#### PROBLEM STATEMENT:
Render the listing as a Markdown table with the columns Row and Entry, starting at its first line and ending at the line that contains "issuer-line-3: ВИТЕБСКОЕ ОБЛАСТНОЕ". Number each line in Row, put its text in Entry, and skip any blank lines.

[Element and region data]
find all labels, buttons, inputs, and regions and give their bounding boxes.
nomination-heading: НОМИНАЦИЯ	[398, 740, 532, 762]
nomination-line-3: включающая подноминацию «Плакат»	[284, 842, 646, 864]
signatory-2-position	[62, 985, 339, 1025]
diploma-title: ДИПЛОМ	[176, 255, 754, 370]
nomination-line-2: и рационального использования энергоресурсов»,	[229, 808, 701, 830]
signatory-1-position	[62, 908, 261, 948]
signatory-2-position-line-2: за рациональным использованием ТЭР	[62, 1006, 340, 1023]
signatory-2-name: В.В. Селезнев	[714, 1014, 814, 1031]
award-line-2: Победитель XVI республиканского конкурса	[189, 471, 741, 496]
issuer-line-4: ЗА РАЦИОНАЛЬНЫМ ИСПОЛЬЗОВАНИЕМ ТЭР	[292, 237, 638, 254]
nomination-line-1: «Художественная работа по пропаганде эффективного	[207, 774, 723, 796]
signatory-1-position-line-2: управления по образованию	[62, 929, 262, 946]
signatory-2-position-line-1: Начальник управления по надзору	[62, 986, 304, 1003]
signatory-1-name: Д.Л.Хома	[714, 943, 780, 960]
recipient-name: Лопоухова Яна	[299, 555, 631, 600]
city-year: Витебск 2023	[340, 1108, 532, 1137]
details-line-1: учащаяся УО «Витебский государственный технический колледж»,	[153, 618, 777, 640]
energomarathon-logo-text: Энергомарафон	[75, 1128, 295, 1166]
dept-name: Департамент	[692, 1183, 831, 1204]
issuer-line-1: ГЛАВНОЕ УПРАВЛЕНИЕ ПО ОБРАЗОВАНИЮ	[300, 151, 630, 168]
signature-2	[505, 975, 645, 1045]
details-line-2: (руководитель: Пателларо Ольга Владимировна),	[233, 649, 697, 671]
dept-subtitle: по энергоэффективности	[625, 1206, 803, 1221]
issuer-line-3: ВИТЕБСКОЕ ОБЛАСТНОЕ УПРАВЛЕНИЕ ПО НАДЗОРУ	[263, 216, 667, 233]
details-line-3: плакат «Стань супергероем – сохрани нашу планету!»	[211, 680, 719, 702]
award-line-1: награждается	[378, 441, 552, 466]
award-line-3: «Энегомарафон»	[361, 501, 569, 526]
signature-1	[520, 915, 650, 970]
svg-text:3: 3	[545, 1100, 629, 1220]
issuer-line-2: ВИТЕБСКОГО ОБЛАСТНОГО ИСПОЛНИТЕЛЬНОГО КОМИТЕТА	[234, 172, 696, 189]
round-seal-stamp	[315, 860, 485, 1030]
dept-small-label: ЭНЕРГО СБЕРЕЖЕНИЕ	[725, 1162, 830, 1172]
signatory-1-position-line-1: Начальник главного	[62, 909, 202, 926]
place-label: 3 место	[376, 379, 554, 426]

#### ANSWER TO THIS PROBLEM:
| Row | Entry |
|---|---|
| 1 | find all labels, buttons, inputs, and regions and give their bounding boxes. |
| 2 | nomination-heading: НОМИНАЦИЯ	[398, 740, 532, 762] |
| 3 | nomination-line-3: включающая подноминацию «Плакат»	[284, 842, 646, 864] |
| 4 | signatory-2-position	[62, 985, 339, 1025] |
| 5 | diploma-title: ДИПЛОМ	[176, 255, 754, 370] |
| 6 | nomination-line-2: и рационального использования энергоресурсов»,	[229, 808, 701, 830] |
| 7 | signatory-1-position	[62, 908, 261, 948] |
| 8 | signatory-2-position-line-2: за рациональным использованием ТЭР	[62, 1006, 340, 1023] |
| 9 | signatory-2-name: В.В. Селезнев	[714, 1014, 814, 1031] |
| 10 | award-line-2: Победитель XVI республиканского конкурса	[189, 471, 741, 496] |
| 11 | issuer-line-4: ЗА РАЦИОНАЛЬНЫМ ИСПОЛЬЗОВАНИЕМ ТЭР	[292, 237, 638, 254] |
| 12 | nomination-line-1: «Художественная работа по пропаганде эффективного	[207, 774, 723, 796] |
| 13 | signatory-1-position-line-2: управления по образованию	[62, 929, 262, 946] |
| 14 | signatory-2-position-line-1: Начальник управления по надзору	[62, 986, 304, 1003] |
| 15 | signatory-1-name: Д.Л.Хома	[714, 943, 780, 960] |
| 16 | recipient-name: Лопоухова Яна	[299, 555, 631, 600] |
| 17 | city-year: Витебск 2023	[340, 1108, 532, 1137] |
| 18 | details-line-1: учащаяся УО «Витебский государственный технический колледж»,	[153, 618, 777, 640] |
| 19 | energomarathon-logo-text: Энергомарафон	[75, 1128, 295, 1166] |
| 20 | dept-name: Департамент	[692, 1183, 831, 1204] |
| 21 | issuer-line-1: ГЛАВНОЕ УПРАВЛЕНИЕ ПО ОБРАЗОВАНИЮ	[300, 151, 630, 168] |
| 22 | signature-2	[505, 975, 645, 1045] |
| 23 | details-line-2: (руководитель: Пателларо Ольга Владимировна),	[233, 649, 697, 671] |
| 24 | dept-subtitle: по энергоэффективности	[625, 1206, 803, 1221] |
| 25 | issuer-line-3: ВИТЕБСКОЕ ОБЛАСТНОЕ УПРАВЛЕНИЕ ПО НАДЗОРУ	[263, 216, 667, 233] |